* STATED TASK: Read the lines below. Copy out any that hold the string "owner".

* RECORD SET:
+ + + +
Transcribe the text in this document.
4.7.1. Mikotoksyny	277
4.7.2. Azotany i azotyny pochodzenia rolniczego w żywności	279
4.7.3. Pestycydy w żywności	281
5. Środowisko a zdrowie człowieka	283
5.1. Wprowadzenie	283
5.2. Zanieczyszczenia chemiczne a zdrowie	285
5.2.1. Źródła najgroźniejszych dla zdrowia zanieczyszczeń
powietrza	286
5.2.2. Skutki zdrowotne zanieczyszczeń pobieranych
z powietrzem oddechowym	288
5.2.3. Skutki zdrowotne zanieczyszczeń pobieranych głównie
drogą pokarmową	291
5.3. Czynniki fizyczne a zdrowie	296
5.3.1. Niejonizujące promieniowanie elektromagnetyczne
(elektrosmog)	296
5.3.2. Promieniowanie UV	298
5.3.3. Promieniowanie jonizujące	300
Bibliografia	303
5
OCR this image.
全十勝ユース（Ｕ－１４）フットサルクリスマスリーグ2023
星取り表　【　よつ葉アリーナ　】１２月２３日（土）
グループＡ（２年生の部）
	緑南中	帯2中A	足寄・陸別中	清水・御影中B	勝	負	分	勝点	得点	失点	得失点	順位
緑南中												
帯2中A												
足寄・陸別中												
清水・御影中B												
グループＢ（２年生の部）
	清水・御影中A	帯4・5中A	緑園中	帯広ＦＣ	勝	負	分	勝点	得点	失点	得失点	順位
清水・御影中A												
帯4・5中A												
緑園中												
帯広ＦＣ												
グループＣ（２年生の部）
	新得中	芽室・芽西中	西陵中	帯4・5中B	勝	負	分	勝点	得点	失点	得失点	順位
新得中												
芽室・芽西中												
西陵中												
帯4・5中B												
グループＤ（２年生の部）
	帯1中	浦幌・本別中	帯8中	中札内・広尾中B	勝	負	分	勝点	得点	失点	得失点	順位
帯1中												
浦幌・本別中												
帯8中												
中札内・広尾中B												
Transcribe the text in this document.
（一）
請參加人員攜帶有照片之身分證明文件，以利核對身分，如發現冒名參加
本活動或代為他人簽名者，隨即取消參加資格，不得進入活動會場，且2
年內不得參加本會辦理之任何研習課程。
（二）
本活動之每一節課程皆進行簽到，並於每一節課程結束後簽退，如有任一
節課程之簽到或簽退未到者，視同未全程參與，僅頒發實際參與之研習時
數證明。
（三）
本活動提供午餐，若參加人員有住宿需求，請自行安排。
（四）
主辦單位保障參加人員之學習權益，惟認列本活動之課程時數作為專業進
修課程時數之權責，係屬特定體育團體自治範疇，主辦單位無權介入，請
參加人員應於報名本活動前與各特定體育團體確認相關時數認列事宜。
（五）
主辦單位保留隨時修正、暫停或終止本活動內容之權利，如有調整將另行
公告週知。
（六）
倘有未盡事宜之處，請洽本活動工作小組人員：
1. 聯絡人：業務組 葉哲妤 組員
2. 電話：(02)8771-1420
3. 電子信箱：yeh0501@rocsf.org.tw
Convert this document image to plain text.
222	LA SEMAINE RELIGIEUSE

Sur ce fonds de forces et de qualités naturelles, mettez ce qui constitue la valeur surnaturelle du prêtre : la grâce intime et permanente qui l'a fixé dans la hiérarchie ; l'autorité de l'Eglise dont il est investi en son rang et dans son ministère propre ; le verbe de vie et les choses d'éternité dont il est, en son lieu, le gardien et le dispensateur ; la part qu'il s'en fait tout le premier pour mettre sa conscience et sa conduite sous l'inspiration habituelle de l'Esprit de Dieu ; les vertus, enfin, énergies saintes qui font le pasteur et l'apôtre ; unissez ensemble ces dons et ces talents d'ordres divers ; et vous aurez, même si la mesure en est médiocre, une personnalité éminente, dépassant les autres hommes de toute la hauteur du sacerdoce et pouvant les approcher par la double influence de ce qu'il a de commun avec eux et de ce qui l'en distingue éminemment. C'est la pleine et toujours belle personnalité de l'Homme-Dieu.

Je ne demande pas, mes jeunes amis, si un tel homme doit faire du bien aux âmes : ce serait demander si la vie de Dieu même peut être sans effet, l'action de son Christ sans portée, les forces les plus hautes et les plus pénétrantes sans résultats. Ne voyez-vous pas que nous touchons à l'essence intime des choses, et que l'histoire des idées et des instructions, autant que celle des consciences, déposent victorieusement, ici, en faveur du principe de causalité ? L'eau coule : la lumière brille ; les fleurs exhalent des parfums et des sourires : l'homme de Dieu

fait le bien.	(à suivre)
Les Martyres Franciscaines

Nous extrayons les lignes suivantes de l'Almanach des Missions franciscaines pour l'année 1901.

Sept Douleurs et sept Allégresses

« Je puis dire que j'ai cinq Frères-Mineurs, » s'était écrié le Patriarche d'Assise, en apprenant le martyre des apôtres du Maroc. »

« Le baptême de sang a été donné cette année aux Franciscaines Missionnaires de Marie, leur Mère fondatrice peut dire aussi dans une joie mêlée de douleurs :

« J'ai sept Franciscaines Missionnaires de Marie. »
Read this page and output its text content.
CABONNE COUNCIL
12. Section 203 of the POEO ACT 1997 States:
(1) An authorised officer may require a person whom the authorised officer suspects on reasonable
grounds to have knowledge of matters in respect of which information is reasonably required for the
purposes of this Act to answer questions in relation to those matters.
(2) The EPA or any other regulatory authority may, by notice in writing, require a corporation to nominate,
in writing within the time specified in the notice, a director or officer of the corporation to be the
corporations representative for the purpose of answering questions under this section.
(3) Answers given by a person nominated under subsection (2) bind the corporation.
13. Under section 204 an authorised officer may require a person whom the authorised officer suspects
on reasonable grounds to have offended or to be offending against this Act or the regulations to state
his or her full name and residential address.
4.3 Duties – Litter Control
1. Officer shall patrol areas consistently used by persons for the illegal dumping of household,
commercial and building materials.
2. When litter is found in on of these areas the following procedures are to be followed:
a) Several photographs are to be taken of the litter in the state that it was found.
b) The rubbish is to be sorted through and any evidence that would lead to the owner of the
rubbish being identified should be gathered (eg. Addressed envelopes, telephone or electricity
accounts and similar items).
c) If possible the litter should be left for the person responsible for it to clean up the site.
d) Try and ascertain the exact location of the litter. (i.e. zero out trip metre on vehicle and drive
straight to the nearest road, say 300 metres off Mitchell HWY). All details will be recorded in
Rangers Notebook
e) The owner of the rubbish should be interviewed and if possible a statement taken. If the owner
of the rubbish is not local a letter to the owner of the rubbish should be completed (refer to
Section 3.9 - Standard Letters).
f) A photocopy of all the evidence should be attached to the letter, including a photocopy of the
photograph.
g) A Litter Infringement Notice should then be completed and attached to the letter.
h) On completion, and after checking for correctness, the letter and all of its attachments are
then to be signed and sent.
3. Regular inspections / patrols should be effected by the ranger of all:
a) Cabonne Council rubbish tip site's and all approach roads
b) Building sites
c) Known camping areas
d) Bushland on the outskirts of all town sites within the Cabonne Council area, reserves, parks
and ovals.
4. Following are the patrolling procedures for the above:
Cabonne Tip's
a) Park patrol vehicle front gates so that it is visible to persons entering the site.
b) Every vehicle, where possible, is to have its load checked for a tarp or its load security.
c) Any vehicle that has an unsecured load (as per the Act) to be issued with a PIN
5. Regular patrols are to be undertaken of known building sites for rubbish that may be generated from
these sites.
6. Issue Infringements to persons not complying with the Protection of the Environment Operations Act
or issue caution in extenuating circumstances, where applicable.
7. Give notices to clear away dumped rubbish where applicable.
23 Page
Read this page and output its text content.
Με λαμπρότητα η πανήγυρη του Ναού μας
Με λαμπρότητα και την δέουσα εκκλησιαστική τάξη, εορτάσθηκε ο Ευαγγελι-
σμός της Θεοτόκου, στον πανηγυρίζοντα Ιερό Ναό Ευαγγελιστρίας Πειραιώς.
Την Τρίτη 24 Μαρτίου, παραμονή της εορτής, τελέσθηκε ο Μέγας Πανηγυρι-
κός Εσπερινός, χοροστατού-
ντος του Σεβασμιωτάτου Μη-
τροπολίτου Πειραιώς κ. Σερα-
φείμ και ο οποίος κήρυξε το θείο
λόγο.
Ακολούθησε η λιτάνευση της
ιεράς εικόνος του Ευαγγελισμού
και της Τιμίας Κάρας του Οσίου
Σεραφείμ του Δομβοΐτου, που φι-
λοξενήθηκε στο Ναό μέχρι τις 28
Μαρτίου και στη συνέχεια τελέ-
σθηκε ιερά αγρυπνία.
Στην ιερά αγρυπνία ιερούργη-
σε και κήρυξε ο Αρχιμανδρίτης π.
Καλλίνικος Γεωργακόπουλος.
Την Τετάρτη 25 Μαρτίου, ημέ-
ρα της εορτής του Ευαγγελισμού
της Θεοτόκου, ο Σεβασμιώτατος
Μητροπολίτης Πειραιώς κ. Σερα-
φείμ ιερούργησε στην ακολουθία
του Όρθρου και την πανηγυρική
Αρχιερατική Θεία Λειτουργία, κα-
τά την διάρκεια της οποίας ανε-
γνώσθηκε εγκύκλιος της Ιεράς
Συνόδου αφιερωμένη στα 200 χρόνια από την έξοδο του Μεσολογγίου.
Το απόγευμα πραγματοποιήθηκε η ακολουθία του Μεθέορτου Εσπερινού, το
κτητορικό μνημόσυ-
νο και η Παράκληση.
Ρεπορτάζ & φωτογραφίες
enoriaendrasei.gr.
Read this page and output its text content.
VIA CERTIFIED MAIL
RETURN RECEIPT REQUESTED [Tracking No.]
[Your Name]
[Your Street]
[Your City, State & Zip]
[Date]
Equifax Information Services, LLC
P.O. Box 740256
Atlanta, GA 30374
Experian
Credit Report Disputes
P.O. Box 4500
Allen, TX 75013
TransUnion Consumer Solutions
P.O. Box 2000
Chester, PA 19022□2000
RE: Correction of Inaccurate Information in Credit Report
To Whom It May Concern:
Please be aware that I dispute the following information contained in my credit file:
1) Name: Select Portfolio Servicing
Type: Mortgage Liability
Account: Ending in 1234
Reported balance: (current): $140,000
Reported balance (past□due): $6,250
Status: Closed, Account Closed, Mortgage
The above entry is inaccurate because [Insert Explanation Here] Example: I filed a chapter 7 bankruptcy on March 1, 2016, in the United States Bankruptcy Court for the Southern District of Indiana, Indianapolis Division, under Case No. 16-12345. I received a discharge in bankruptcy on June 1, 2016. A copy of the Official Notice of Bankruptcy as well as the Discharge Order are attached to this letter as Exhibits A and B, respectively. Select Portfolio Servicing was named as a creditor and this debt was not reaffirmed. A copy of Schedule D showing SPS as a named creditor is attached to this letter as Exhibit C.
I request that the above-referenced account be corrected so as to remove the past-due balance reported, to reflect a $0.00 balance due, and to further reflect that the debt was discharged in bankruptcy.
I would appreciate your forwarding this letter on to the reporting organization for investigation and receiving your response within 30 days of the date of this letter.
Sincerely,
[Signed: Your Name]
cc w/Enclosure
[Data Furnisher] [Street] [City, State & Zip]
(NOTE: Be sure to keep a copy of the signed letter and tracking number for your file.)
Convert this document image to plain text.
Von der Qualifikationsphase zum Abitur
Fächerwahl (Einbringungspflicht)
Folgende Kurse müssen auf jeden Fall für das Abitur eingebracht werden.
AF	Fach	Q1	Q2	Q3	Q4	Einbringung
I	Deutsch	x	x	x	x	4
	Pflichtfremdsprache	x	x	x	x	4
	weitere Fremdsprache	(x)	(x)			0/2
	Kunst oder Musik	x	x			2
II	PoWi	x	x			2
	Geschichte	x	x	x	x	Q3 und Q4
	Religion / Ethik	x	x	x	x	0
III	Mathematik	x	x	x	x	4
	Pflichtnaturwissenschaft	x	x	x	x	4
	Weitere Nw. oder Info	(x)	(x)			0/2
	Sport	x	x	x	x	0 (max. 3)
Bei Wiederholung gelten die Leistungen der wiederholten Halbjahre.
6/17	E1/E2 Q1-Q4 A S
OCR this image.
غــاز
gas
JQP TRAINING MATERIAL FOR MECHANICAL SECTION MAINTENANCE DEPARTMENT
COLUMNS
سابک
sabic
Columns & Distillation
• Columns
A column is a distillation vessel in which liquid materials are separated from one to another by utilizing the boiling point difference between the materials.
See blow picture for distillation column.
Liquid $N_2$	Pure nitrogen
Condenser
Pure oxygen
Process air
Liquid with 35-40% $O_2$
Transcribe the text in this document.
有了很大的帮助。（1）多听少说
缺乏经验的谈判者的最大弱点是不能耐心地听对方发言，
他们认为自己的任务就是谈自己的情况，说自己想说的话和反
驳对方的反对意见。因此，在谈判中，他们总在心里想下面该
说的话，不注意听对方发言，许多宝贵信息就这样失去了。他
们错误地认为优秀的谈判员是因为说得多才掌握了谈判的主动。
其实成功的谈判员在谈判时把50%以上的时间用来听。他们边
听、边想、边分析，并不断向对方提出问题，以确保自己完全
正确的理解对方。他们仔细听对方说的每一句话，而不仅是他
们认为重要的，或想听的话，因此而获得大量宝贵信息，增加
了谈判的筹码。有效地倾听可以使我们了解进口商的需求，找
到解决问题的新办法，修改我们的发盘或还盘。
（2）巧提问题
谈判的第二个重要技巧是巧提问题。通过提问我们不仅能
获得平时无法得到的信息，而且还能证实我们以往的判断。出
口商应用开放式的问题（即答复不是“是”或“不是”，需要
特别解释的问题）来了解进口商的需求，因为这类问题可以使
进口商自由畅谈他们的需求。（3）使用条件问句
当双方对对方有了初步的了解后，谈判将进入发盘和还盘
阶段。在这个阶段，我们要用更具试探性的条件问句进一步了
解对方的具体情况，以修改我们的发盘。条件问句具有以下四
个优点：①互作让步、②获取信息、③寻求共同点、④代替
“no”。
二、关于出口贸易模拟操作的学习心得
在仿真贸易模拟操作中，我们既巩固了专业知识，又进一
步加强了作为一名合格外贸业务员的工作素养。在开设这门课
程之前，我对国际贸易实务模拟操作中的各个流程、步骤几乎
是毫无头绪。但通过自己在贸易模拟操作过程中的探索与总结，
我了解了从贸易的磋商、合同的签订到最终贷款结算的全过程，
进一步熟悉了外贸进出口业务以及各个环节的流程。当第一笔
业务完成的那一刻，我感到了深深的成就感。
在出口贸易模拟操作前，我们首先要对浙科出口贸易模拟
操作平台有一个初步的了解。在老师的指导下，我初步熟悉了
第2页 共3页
+ + + +
* ANSWER FOR THE TASK:
b) The rubbish is to be sorted through and any evidence that would lead to the owner of the
e) The owner of the rubbish should be interviewed and if possible a statement taken. If the owner
of the rubbish is not local a letter to the owner of the rubbish should be completed (refer to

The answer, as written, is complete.